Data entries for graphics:
####

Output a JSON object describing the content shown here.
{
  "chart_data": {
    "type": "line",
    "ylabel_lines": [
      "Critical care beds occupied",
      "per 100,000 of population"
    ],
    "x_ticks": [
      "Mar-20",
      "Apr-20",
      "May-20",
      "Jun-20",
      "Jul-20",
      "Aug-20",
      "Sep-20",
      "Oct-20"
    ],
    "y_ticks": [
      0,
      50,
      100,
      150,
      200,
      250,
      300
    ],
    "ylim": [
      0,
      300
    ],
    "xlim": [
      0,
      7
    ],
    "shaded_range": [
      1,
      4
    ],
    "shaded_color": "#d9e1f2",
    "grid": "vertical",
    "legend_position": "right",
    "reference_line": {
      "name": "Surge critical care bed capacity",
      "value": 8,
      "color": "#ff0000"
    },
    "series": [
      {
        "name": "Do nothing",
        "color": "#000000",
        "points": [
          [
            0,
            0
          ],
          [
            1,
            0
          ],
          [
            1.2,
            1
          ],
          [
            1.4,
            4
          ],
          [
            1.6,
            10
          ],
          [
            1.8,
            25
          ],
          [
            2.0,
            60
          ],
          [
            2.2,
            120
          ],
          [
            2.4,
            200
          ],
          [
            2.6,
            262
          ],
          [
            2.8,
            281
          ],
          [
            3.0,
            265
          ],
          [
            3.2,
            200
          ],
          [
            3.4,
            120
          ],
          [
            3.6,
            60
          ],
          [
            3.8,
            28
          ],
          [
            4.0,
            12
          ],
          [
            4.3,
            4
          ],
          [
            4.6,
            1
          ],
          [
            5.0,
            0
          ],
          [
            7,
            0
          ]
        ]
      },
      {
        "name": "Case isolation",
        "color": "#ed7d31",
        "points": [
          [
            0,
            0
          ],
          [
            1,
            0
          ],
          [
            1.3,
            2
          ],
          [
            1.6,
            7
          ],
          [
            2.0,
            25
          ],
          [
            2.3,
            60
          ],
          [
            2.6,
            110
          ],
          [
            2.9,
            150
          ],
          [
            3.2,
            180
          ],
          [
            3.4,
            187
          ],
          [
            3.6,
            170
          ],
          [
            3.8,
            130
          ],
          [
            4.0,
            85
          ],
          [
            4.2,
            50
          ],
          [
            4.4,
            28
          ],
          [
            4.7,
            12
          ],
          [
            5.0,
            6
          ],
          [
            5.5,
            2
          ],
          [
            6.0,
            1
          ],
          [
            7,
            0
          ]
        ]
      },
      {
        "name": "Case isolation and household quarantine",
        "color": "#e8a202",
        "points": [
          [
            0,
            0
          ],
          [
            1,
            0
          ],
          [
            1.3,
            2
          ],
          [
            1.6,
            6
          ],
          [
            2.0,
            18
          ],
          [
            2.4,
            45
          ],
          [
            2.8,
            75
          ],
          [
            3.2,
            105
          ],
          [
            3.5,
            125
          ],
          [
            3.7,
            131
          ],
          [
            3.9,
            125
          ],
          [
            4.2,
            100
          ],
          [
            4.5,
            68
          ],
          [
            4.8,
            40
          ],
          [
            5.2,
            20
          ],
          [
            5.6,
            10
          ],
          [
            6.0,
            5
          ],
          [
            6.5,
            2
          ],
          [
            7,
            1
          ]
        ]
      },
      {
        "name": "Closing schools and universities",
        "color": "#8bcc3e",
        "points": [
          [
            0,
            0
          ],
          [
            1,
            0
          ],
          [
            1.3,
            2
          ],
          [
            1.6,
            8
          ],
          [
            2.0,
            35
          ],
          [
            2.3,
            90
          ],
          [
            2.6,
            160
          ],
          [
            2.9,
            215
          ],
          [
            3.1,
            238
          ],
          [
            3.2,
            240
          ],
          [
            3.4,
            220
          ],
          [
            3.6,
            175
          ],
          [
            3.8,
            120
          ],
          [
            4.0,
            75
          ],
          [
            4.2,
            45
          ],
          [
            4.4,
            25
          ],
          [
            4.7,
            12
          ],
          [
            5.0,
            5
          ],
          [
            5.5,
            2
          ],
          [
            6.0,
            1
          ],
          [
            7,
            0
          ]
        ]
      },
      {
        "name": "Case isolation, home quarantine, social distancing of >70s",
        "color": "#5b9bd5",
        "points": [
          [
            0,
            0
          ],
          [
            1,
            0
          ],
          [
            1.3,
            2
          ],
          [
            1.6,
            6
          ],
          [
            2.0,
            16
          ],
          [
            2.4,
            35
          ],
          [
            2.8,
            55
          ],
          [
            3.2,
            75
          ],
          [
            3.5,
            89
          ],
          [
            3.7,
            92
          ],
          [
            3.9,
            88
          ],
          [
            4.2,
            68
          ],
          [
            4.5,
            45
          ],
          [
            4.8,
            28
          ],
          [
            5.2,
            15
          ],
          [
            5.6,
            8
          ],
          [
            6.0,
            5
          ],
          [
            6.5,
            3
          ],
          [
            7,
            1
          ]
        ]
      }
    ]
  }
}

####

- **WHAT YOU WILL DO**: Show the lines from the data above that contain the string "isolation".

- **WORKED SOLUTION**:
        "name": "Case isolation",
        "name": "Case isolation and household quarantine",
        "name": "Case isolation, home quarantine, social distancing of >70s",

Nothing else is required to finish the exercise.